** Begin Material provided **
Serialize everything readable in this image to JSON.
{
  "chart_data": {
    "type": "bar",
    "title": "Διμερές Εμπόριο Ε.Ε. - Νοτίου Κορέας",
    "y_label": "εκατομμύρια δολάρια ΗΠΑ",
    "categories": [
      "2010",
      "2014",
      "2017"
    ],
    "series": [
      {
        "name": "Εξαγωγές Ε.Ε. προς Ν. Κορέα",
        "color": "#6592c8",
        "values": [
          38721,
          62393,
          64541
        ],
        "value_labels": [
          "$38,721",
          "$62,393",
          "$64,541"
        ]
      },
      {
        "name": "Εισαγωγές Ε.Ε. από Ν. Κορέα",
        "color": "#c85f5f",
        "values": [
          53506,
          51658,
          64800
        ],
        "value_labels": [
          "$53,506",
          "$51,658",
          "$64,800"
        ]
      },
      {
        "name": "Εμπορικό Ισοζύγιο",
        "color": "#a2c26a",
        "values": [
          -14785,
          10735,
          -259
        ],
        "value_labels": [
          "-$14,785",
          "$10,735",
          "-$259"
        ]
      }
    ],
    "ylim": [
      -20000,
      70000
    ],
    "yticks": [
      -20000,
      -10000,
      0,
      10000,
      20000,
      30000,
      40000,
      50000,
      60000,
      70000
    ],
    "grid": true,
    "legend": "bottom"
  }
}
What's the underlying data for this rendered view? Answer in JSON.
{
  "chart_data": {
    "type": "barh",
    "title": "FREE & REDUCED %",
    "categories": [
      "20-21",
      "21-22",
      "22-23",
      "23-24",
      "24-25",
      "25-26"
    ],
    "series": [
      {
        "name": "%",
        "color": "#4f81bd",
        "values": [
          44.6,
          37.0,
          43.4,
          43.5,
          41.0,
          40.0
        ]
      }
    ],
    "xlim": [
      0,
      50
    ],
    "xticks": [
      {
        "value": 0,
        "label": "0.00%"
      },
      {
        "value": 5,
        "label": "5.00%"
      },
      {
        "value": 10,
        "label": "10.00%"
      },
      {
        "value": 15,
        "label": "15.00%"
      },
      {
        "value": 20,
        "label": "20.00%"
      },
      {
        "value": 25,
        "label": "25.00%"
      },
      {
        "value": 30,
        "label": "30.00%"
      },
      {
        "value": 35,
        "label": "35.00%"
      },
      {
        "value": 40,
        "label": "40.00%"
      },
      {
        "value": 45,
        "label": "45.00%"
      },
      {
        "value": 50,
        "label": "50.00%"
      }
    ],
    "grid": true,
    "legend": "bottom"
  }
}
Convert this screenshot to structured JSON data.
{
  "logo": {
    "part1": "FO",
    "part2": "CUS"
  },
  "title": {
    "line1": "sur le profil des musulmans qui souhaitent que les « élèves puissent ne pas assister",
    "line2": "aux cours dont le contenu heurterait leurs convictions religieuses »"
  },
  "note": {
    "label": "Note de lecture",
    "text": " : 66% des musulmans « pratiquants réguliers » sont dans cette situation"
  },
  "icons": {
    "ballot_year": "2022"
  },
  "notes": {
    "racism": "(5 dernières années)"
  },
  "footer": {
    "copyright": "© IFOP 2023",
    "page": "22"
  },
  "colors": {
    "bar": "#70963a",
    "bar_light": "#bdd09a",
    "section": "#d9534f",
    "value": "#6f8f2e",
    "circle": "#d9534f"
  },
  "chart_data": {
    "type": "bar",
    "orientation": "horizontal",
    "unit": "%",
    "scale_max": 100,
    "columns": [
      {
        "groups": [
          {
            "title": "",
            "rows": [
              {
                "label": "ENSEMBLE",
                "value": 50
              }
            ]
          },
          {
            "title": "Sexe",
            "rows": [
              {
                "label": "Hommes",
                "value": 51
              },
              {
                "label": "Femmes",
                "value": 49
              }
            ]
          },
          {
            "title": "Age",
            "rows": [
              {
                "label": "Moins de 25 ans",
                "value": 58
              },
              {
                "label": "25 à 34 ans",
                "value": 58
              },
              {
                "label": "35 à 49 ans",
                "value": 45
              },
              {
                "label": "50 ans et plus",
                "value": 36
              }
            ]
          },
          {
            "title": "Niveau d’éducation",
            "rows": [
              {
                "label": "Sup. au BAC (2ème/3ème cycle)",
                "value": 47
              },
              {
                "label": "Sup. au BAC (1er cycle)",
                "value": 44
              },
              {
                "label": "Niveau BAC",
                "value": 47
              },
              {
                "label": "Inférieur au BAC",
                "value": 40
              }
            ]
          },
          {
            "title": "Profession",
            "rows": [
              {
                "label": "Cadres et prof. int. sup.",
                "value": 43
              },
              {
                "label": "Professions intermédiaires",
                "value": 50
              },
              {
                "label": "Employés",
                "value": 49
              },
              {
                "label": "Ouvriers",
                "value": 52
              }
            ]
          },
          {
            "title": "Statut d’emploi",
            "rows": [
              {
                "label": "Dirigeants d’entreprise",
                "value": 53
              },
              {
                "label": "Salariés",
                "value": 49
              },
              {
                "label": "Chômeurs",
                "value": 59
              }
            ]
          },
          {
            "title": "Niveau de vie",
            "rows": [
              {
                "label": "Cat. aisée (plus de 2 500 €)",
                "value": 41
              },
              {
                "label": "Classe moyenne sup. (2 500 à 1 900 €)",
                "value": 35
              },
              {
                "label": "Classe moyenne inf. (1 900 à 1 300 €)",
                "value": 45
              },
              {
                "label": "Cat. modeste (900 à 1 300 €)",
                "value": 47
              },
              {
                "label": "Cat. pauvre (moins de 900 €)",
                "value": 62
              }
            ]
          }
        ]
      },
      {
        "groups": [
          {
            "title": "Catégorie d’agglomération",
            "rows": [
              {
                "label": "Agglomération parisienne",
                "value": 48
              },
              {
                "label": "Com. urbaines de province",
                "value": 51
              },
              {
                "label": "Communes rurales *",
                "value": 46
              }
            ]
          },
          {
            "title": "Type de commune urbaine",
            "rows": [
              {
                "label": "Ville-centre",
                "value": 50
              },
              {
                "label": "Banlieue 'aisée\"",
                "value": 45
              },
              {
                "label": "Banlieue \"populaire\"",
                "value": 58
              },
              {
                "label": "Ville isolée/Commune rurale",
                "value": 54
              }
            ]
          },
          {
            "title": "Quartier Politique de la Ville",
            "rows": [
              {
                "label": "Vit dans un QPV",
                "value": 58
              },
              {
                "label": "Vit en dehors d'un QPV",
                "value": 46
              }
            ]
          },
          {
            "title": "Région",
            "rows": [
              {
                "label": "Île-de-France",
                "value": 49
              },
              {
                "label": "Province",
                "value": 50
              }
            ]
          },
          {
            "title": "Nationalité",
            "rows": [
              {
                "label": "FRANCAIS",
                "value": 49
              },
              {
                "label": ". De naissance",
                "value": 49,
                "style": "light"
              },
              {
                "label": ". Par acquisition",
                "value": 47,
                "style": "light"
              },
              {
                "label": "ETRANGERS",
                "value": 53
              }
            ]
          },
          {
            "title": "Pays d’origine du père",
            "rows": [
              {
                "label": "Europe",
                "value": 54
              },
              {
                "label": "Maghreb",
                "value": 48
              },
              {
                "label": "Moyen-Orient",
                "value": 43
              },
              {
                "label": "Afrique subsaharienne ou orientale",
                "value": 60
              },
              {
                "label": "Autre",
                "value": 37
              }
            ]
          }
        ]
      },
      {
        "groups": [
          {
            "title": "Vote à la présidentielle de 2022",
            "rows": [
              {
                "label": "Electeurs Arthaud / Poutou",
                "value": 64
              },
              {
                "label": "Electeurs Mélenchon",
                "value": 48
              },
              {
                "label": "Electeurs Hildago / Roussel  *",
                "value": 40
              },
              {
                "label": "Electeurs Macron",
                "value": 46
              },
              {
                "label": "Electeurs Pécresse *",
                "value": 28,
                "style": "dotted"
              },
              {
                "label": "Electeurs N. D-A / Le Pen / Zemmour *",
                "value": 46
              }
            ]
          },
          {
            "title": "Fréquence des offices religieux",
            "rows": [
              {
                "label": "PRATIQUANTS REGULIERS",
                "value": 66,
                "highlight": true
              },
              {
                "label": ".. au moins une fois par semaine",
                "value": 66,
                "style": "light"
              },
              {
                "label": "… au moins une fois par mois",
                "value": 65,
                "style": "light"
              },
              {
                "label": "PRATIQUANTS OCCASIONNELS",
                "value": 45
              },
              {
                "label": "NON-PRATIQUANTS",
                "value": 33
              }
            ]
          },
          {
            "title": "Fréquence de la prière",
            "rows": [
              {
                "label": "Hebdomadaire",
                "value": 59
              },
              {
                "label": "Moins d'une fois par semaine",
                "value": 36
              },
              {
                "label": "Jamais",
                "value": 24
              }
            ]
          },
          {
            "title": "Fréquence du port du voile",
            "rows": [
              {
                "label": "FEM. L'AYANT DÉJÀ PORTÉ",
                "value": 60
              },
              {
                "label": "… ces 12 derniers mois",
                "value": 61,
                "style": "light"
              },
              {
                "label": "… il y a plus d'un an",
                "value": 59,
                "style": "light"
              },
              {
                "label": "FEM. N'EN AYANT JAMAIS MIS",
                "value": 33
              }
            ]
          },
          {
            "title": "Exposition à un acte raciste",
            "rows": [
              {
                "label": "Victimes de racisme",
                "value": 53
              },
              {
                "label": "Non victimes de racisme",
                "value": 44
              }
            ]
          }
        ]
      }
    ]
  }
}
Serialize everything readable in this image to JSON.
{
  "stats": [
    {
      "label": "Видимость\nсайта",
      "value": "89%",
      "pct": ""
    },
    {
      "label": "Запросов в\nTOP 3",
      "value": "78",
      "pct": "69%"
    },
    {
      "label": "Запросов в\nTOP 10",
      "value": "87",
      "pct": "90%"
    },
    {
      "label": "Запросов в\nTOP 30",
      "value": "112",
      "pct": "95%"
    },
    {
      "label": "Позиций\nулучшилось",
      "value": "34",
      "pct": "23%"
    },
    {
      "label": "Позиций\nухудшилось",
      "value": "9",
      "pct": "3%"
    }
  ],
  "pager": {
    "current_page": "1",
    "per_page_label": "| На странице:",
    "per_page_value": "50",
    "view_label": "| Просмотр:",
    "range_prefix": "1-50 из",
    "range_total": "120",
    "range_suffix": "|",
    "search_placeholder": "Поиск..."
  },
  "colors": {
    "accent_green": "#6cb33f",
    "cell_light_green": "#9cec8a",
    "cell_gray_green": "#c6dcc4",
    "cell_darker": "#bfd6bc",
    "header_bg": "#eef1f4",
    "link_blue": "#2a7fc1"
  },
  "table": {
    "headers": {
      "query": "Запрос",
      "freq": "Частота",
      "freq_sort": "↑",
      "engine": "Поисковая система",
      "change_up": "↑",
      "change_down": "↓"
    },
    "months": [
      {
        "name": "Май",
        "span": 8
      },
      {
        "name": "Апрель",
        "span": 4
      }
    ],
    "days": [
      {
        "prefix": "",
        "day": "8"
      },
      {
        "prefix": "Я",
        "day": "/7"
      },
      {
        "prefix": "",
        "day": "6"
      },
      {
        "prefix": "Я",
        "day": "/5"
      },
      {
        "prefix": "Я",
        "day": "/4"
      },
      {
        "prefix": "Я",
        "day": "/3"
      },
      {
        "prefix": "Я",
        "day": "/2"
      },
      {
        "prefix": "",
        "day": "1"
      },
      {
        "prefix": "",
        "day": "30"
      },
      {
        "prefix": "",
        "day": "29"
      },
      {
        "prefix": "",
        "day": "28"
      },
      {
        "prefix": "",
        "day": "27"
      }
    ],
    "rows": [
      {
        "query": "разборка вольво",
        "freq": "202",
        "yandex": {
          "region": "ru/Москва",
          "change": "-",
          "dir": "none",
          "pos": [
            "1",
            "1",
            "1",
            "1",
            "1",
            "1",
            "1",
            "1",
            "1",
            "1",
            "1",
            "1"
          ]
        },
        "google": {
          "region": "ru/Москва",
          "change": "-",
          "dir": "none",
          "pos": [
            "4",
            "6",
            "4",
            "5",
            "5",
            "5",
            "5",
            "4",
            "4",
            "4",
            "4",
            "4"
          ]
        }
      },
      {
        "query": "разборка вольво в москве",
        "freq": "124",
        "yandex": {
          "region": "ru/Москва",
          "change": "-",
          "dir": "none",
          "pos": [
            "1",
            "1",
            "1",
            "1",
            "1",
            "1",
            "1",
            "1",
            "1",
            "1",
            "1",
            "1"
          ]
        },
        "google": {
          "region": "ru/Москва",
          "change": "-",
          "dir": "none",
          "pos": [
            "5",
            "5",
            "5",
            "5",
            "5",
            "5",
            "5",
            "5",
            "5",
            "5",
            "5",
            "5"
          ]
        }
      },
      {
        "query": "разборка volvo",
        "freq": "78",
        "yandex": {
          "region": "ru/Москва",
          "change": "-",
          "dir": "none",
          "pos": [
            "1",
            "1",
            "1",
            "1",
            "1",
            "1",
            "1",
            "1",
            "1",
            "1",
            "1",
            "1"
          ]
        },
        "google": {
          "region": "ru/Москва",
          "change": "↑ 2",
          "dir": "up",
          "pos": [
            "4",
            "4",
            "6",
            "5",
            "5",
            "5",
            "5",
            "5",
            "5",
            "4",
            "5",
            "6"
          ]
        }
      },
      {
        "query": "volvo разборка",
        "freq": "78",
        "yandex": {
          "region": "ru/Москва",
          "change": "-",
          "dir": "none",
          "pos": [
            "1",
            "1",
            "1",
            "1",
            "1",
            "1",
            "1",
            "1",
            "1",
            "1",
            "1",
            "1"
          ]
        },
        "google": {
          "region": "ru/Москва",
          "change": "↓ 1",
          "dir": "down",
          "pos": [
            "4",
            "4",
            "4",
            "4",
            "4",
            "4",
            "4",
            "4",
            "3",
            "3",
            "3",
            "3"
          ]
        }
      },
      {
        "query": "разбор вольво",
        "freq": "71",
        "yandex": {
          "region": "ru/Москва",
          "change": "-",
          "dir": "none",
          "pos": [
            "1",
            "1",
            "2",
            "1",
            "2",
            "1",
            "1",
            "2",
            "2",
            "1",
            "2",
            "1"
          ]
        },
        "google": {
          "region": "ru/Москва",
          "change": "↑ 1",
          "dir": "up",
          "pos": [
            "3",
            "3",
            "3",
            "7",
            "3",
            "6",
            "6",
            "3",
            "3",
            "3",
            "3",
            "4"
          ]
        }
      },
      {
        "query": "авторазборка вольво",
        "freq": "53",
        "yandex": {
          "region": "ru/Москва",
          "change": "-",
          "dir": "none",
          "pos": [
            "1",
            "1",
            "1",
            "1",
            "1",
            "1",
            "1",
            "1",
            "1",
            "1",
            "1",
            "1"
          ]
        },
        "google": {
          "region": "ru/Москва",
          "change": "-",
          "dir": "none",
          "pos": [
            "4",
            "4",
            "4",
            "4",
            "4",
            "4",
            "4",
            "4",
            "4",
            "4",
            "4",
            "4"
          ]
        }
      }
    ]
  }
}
** End Material provided **
Goal: Copy all lines of the listing above that contain the string "query".

Answer in full:
      "query": "Запрос",
        "query": "разборка вольво",
        "query": "разборка вольво в москве",
        "query": "разборка volvo",
        "query": "volvo разборка",
        "query": "разбор вольво",
        "query": "авторазборка вольво",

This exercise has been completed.